■ **What the task asks**: Make an exact transcription of the material, leaving out all images.

■ **Available records**:
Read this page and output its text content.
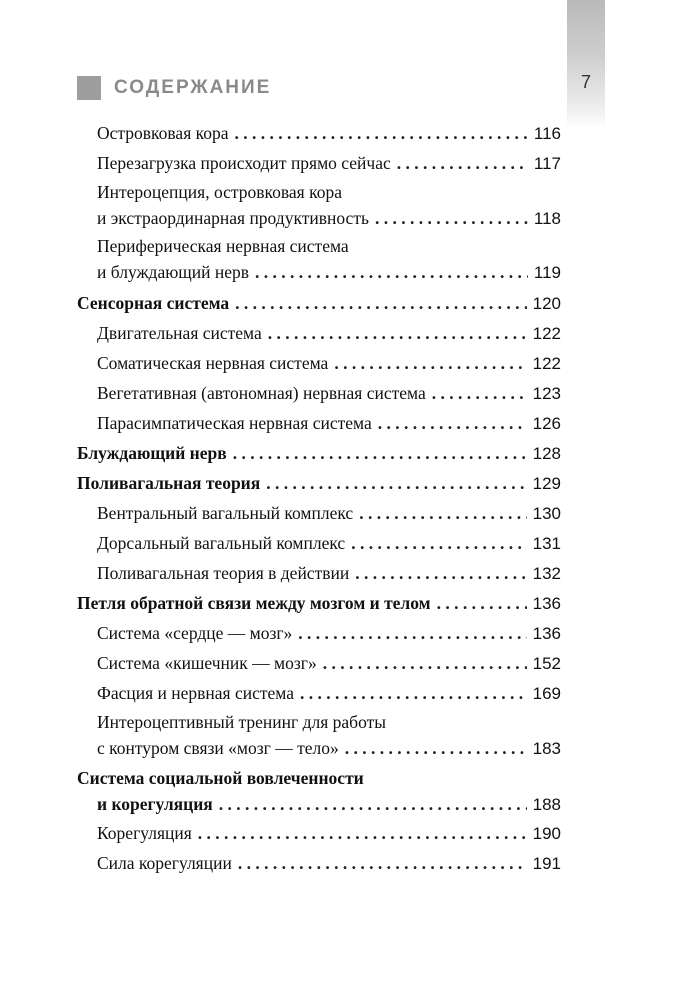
7
СОДЕРЖАНИЕ
Островковая кора . . .	116
Перезагрузка происходит прямо сейчас . . .	117
Интероцепция, островковая кора
и экстраординарная продуктивность . . .	118
Периферическая нервная система
и блуждающий нерв . . .	119
Сенсорная система . . .	120
Двигательная система . . .	122
Соматическая нервная система . . .	122
Вегетативная (автономная) нервная система . . .	123
Парасимпатическая нервная система . . .	126
Блуждающий нерв . . .	128
Поливагальная теория . . .	129
Вентральный вагальный комплекс . . .	130
Дорсальный вагальный комплекс . . .	131
Поливагальная теория в действии . . .	132
Петля обратной связи между мозгом и телом . . .	136
Система «сердце — мозг» . . .	136
Система «кишечник — мозг» . . .	152
Фасция и нервная система . . .	169
Интероцептивный тренинг для работы
с контуром связи «мозг — тело» . . .	183
Система социальной вовлеченности
и корегуляция . . .	188
Корегуляция . . .	190
Сила корегуляции . . .	191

■ **Finished task**:
Read this page and output its text content.
7
СОДЕРЖАНИЕ
Островковая кора . . .	116
Перезагрузка происходит прямо сейчас . . .	117
Интероцепция, островковая кора
и экстраординарная продуктивность . . .	118
Периферическая нервная система
и блуждающий нерв . . .	119
Сенсорная система . . .	120
Двигательная система . . .	122
Соматическая нервная система . . .	122
Вегетативная (автономная) нервная система . . .	123
Парасимпатическая нервная система . . .	126
Блуждающий нерв . . .	128
Поливагальная теория . . .	129
Вентральный вагальный комплекс . . .	130
Дорсальный вагальный комплекс . . .	131
Поливагальная теория в действии . . .	132
Петля обратной связи между мозгом и телом . . .	136
Система «сердце — мозг» . . .	136
Система «кишечник — мозг» . . .	152
Фасция и нервная система . . .	169
Интероцептивный тренинг для работы
с контуром связи «мозг — тело» . . .	183
Система социальной вовлеченности
и корегуляция . . .	188
Корегуляция . . .	190
Сила корегуляции . . .	191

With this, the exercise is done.